* The problem:
Every record should be written out exactly, with the pictures left out.

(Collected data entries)
___
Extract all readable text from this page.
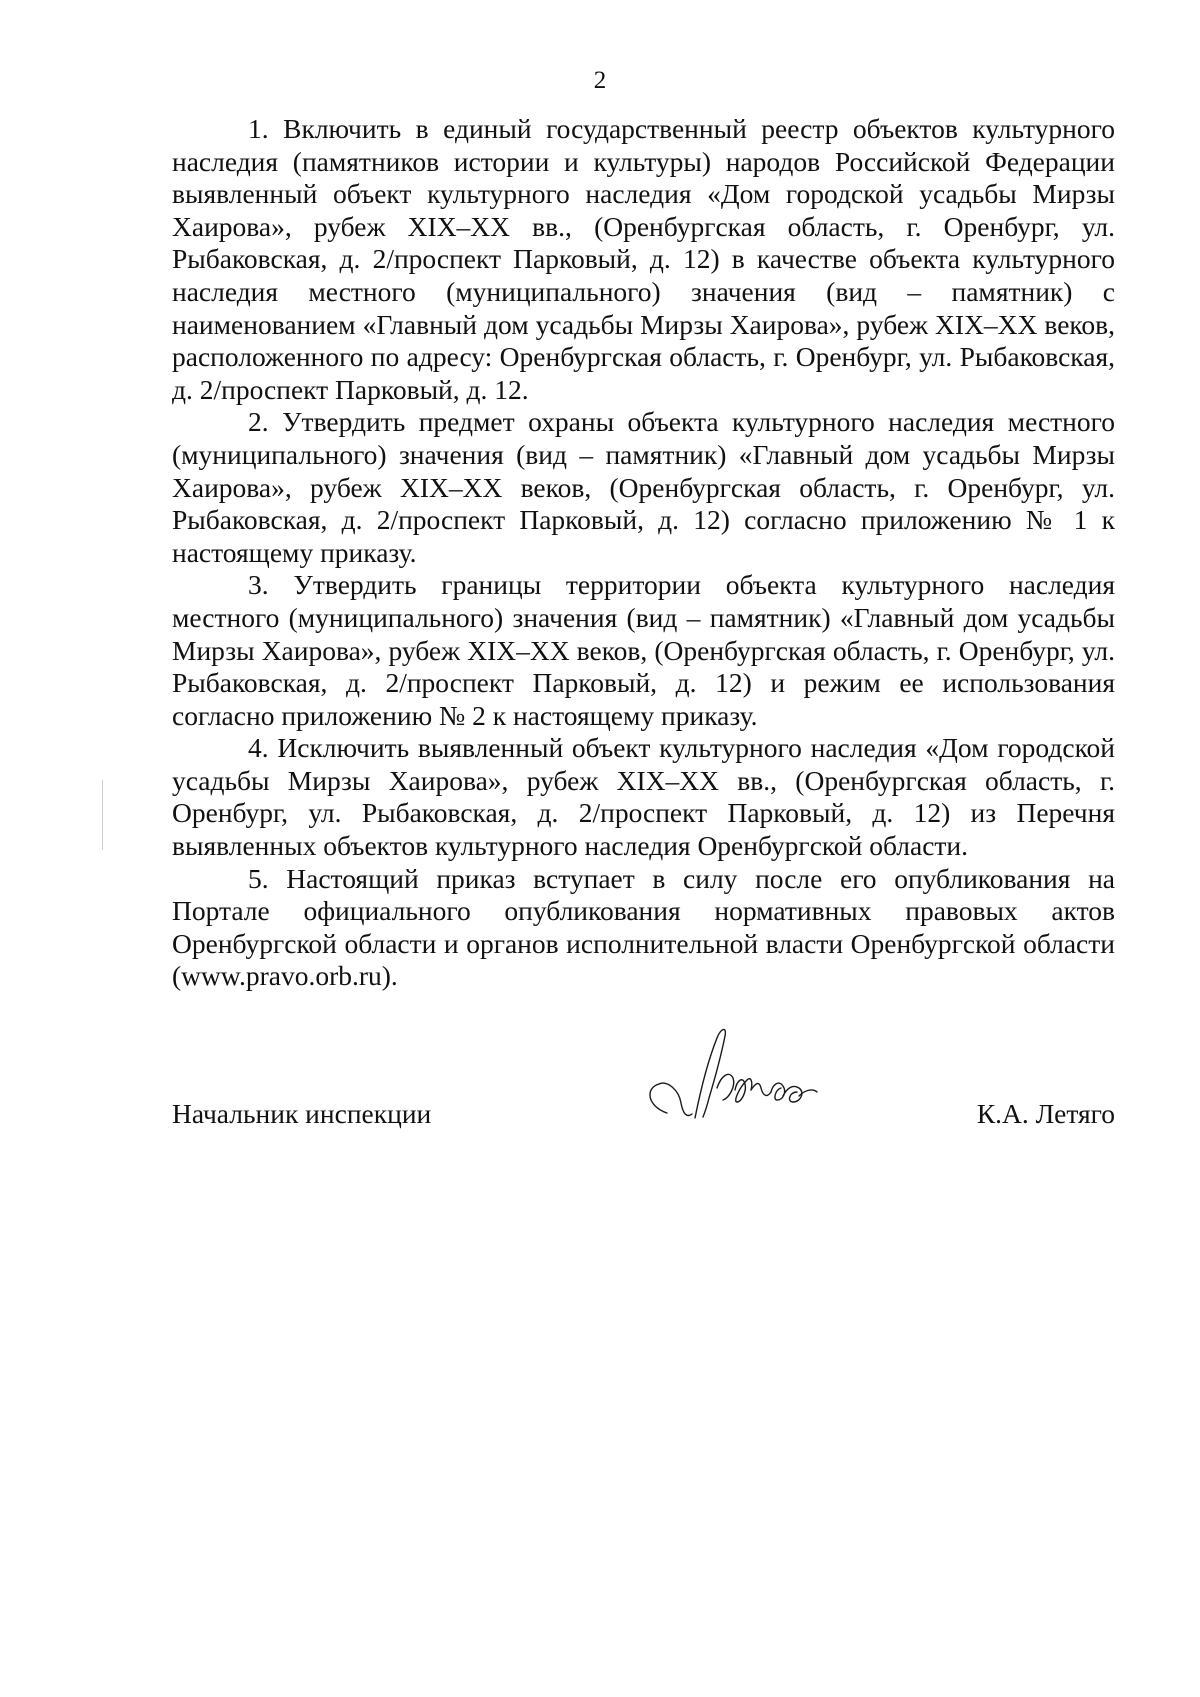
2

1. Включить в единый государственный реестр объектов культурного наследия (памятников истории и культуры) народов Российской Федерации выявленный объект культурного наследия «Дом городской усадьбы Мирзы Хаирова», рубеж XIX–XX вв., (Оренбургская область, г. Оренбург, ул. Рыбаковская, д. 2/проспект Парковый, д. 12) в качестве объекта культурного наследия местного (муниципального) значения (вид – памятник) с наименованием «Главный дом усадьбы Мирзы Хаирова», рубеж XIX–XX веков, расположенного по адресу: Оренбургская область, г. Оренбург, ул. Рыбаковская, д. 2/проспект Парковый, д. 12.

2. Утвердить предмет охраны объекта культурного наследия местного (муниципального) значения (вид – памятник) «Главный дом усадьбы Мирзы Хаирова», рубеж XIX–XX веков, (Оренбургская область, г. Оренбург, ул. Рыбаковская, д. 2/проспект Парковый, д. 12) согласно приложению № 1 к настоящему приказу.

3. Утвердить границы территории объекта культурного наследия местного (муниципального) значения (вид – памятник) «Главный дом усадьбы Мирзы Хаирова», рубеж XIX–XX веков, (Оренбургская область, г. Оренбург, ул. Рыбаковская, д. 2/проспект Парковый, д. 12) и режим ее использования согласно приложению № 2 к настоящему приказу.

4. Исключить выявленный объект культурного наследия «Дом городской усадьбы Мирзы Хаирова», рубеж XIX–XX вв., (Оренбургская область, г. Оренбург, ул. Рыбаковская, д. 2/проспект Парковый, д. 12) из Перечня выявленных объектов культурного наследия Оренбургской области.

5. Настоящий приказ вступает в силу после его опубликования на Портале официального опубликования нормативных правовых актов Оренбургской области и органов исполнительной власти Оренбургской области (www.pravo.orb.ru).

Начальник инспекции	К.А. Летяго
___
* The result:
Extract all readable text from this page.
2

1. Включить в единый государственный реестр объектов культурного наследия (памятников истории и культуры) народов Российской Федерации выявленный объект культурного наследия «Дом городской усадьбы Мирзы Хаирова», рубеж XIX–XX вв., (Оренбургская область, г. Оренбург, ул. Рыбаковская, д. 2/проспект Парковый, д. 12) в качестве объекта культурного наследия местного (муниципального) значения (вид – памятник) с наименованием «Главный дом усадьбы Мирзы Хаирова», рубеж XIX–XX веков, расположенного по адресу: Оренбургская область, г. Оренбург, ул. Рыбаковская, д. 2/проспект Парковый, д. 12.

2. Утвердить предмет охраны объекта культурного наследия местного (муниципального) значения (вид – памятник) «Главный дом усадьбы Мирзы Хаирова», рубеж XIX–XX веков, (Оренбургская область, г. Оренбург, ул. Рыбаковская, д. 2/проспект Парковый, д. 12) согласно приложению № 1 к настоящему приказу.

3. Утвердить границы территории объекта культурного наследия местного (муниципального) значения (вид – памятник) «Главный дом усадьбы Мирзы Хаирова», рубеж XIX–XX веков, (Оренбургская область, г. Оренбург, ул. Рыбаковская, д. 2/проспект Парковый, д. 12) и режим ее использования согласно приложению № 2 к настоящему приказу.

4. Исключить выявленный объект культурного наследия «Дом городской усадьбы Мирзы Хаирова», рубеж XIX–XX вв., (Оренбургская область, г. Оренбург, ул. Рыбаковская, д. 2/проспект Парковый, д. 12) из Перечня выявленных объектов культурного наследия Оренбургской области.

5. Настоящий приказ вступает в силу после его опубликования на Портале официального опубликования нормативных правовых актов Оренбургской области и органов исполнительной власти Оренбургской области (www.pravo.orb.ru).

Начальник инспекции	К.А. Летяго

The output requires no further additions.